> **Task statement**
Copy out every line of the entries below word for word.

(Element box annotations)
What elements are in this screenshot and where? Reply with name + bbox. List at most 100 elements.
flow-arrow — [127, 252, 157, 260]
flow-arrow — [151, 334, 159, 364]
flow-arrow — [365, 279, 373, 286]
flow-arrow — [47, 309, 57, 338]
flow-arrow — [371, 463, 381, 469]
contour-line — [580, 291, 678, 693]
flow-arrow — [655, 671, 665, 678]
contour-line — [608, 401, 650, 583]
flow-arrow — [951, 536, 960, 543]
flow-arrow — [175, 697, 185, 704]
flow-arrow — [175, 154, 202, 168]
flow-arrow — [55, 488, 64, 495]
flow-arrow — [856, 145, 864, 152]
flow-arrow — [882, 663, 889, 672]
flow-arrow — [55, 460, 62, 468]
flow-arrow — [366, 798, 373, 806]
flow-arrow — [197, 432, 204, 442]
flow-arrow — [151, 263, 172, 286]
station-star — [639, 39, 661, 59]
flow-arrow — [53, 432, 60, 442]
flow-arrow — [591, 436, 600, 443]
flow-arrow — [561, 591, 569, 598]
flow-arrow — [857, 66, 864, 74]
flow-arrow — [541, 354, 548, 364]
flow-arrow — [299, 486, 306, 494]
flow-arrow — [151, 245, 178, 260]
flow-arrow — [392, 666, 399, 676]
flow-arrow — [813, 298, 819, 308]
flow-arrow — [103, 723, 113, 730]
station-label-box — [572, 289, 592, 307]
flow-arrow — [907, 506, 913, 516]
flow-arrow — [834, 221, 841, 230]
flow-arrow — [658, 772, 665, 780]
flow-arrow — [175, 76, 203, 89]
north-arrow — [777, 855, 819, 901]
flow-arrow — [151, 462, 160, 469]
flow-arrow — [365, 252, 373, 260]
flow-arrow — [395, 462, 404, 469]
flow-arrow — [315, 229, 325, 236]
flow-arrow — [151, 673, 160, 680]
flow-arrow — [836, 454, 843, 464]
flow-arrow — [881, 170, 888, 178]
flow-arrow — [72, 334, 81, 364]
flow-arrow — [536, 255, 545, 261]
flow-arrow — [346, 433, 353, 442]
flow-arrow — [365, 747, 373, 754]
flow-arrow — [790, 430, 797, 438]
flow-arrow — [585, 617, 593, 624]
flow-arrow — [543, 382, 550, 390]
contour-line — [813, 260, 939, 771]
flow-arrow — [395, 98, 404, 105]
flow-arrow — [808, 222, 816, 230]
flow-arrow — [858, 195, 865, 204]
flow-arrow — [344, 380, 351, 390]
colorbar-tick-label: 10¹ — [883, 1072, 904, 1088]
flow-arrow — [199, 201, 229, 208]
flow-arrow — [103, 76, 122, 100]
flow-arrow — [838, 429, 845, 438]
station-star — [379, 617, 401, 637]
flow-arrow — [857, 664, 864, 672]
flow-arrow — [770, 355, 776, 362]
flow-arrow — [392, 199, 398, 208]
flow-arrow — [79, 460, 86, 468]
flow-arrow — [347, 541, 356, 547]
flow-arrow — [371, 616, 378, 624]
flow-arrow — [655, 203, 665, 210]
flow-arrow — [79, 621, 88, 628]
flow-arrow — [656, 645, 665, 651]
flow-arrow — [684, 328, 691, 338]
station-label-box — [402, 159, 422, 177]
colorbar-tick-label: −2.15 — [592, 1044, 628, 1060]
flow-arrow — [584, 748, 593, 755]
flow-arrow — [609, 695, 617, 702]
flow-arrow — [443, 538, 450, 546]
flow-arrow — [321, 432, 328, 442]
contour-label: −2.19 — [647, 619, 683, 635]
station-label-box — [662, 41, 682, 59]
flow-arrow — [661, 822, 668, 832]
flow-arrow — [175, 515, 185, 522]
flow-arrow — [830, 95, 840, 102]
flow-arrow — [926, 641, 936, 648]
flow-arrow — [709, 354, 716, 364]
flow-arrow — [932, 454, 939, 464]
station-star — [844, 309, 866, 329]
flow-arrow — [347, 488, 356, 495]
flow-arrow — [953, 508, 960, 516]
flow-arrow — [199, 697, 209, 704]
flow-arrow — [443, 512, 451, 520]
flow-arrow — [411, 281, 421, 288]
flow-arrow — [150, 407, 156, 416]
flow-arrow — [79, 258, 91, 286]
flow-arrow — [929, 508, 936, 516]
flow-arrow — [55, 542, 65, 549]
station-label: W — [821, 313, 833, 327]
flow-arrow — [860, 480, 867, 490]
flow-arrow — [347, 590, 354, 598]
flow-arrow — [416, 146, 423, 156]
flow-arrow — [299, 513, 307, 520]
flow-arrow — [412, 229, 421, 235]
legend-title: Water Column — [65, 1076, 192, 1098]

> **Answer to the task**
What elements are in this screenshot and where? Reply with name + bbox. List at most 100 elements.
flow-arrow — [127, 252, 157, 260]
flow-arrow — [151, 334, 159, 364]
flow-arrow — [365, 279, 373, 286]
flow-arrow — [47, 309, 57, 338]
flow-arrow — [371, 463, 381, 469]
contour-line — [580, 291, 678, 693]
flow-arrow — [655, 671, 665, 678]
contour-line — [608, 401, 650, 583]
flow-arrow — [951, 536, 960, 543]
flow-arrow — [175, 697, 185, 704]
flow-arrow — [175, 154, 202, 168]
flow-arrow — [55, 488, 64, 495]
flow-arrow — [856, 145, 864, 152]
flow-arrow — [882, 663, 889, 672]
flow-arrow — [55, 460, 62, 468]
flow-arrow — [366, 798, 373, 806]
flow-arrow — [197, 432, 204, 442]
flow-arrow — [151, 263, 172, 286]
station-star — [639, 39, 661, 59]
flow-arrow — [53, 432, 60, 442]
flow-arrow — [591, 436, 600, 443]
flow-arrow — [561, 591, 569, 598]
flow-arrow — [857, 66, 864, 74]
flow-arrow — [541, 354, 548, 364]
flow-arrow — [299, 486, 306, 494]
flow-arrow — [151, 245, 178, 260]
flow-arrow — [392, 666, 399, 676]
flow-arrow — [813, 298, 819, 308]
flow-arrow — [103, 723, 113, 730]
station-label-box — [572, 289, 592, 307]
flow-arrow — [907, 506, 913, 516]
flow-arrow — [834, 221, 841, 230]
flow-arrow — [658, 772, 665, 780]
flow-arrow — [175, 76, 203, 89]
north-arrow — [777, 855, 819, 901]
flow-arrow — [151, 462, 160, 469]
flow-arrow — [365, 252, 373, 260]
flow-arrow — [395, 462, 404, 469]
flow-arrow — [315, 229, 325, 236]
flow-arrow — [151, 673, 160, 680]
flow-arrow — [836, 454, 843, 464]
flow-arrow — [881, 170, 888, 178]
flow-arrow — [72, 334, 81, 364]
flow-arrow — [536, 255, 545, 261]
flow-arrow — [346, 433, 353, 442]
flow-arrow — [365, 747, 373, 754]
flow-arrow — [790, 430, 797, 438]
flow-arrow — [585, 617, 593, 624]
flow-arrow — [543, 382, 550, 390]
contour-line — [813, 260, 939, 771]
flow-arrow — [395, 98, 404, 105]
flow-arrow — [808, 222, 816, 230]
flow-arrow — [858, 195, 865, 204]
flow-arrow — [344, 380, 351, 390]
colorbar-tick-label: 10¹ — [883, 1072, 904, 1088]
flow-arrow — [199, 201, 229, 208]
flow-arrow — [103, 76, 122, 100]
flow-arrow — [838, 429, 845, 438]
station-star — [379, 617, 401, 637]
flow-arrow — [857, 664, 864, 672]
flow-arrow — [770, 355, 776, 362]
flow-arrow — [392, 199, 398, 208]
flow-arrow — [79, 460, 86, 468]
flow-arrow — [347, 541, 356, 547]
flow-arrow — [371, 616, 378, 624]
flow-arrow — [655, 203, 665, 210]
flow-arrow — [79, 621, 88, 628]
flow-arrow — [656, 645, 665, 651]
flow-arrow — [684, 328, 691, 338]
station-label-box — [402, 159, 422, 177]
colorbar-tick-label: −2.15 — [592, 1044, 628, 1060]
flow-arrow — [584, 748, 593, 755]
flow-arrow — [609, 695, 617, 702]
flow-arrow — [443, 538, 450, 546]
flow-arrow — [321, 432, 328, 442]
contour-label: −2.19 — [647, 619, 683, 635]
station-label-box — [662, 41, 682, 59]
flow-arrow — [661, 822, 668, 832]
flow-arrow — [175, 515, 185, 522]
flow-arrow — [830, 95, 840, 102]
flow-arrow — [926, 641, 936, 648]
flow-arrow — [709, 354, 716, 364]
flow-arrow — [932, 454, 939, 464]
station-star — [844, 309, 866, 329]
flow-arrow — [347, 488, 356, 495]
flow-arrow — [953, 508, 960, 516]
flow-arrow — [199, 697, 209, 704]
flow-arrow — [443, 512, 451, 520]
flow-arrow — [411, 281, 421, 288]
flow-arrow — [150, 407, 156, 416]
flow-arrow — [79, 258, 91, 286]
flow-arrow — [929, 508, 936, 516]
flow-arrow — [55, 542, 65, 549]
station-label: W — [821, 313, 833, 327]
flow-arrow — [860, 480, 867, 490]
flow-arrow — [347, 590, 354, 598]
flow-arrow — [416, 146, 423, 156]
flow-arrow — [299, 513, 307, 520]
flow-arrow — [412, 229, 421, 235]
legend-title: Water Column — [65, 1076, 192, 1098]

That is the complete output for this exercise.